— Start Records for the task —
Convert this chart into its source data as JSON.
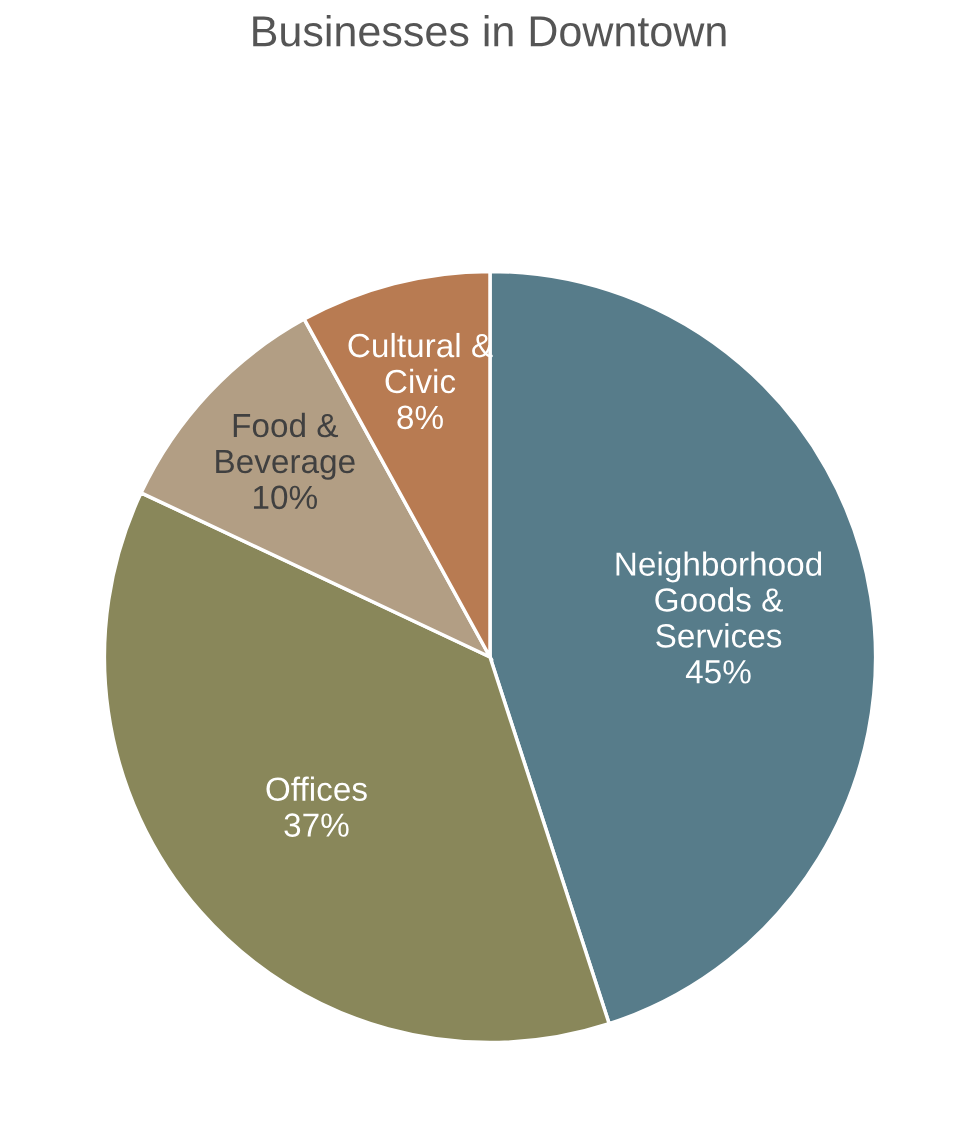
{
  "chart_data": {
    "type": "pie",
    "title": "Businesses in Downtown",
    "categories": [
      "Neighborhood\nGoods &\nServices",
      "Offices",
      "Food &\nBeverage",
      "Cultural &\nCivic"
    ],
    "values": [
      45,
      37,
      10,
      8
    ],
    "value_labels": [
      "45%",
      "37%",
      "10%",
      "8%"
    ],
    "colors": [
      "#577c8a",
      "#89875a",
      "#b29e84",
      "#b87b52"
    ]
  }
}
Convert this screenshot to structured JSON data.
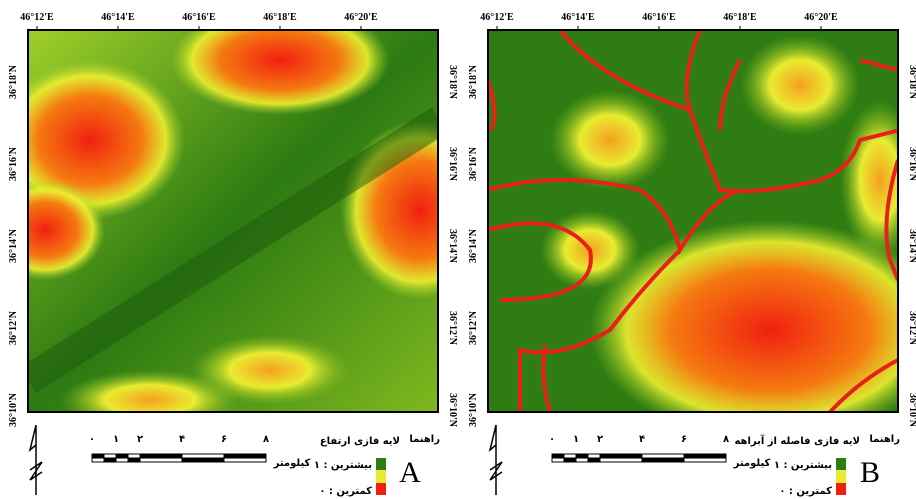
{
  "panels": [
    {
      "letter": "A",
      "legend_heading": "راهنما",
      "layer_title": "لایه فازی ارتفاع",
      "max_label": "بیشترین : ۱",
      "min_label": "کمترین : ۰",
      "scale_labels": [
        "۰",
        "۱",
        "۲",
        "۴",
        "۶",
        "۸"
      ],
      "scale_unit": "کیلومتر",
      "lon_labels": [
        "46°12'E",
        "46°14'E",
        "46°16'E",
        "46°18'E",
        "46°20'E"
      ],
      "lat_labels": [
        "36°18'N",
        "36°16'N",
        "36°14'N",
        "36°12'N",
        "36°10'N"
      ]
    },
    {
      "letter": "B",
      "legend_heading": "راهنما",
      "layer_title": "لایه فازی فاصله از آبراهه",
      "max_label": "بیشترین : ۱",
      "min_label": "کمترین : ۰",
      "scale_labels": [
        "۰",
        "۱",
        "۲",
        "۴",
        "۶",
        "۸"
      ],
      "scale_unit": "کیلومتر",
      "lon_labels": [
        "46°12'E",
        "46°14'E",
        "46°16'E",
        "46°18'E",
        "46°20'E"
      ],
      "lat_labels": [
        "36°18'N",
        "36°16'N",
        "36°14'N",
        "36°12'N",
        "36°10'N"
      ]
    }
  ]
}
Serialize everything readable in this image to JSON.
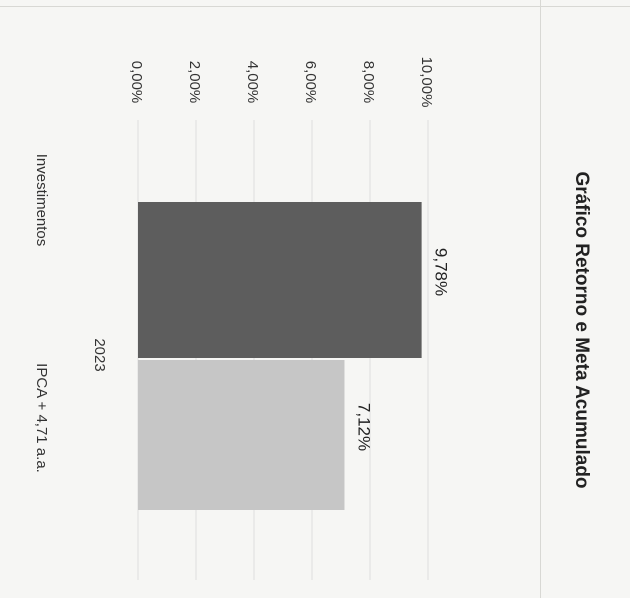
— End Records for the task —
## Problem
Copy every line of the entries above in which "JSON" occurs.

## Full solution
Convert this chart into its source data as JSON.
Convert this screenshot to structured JSON data.
Serialize everything readable in this image to JSON.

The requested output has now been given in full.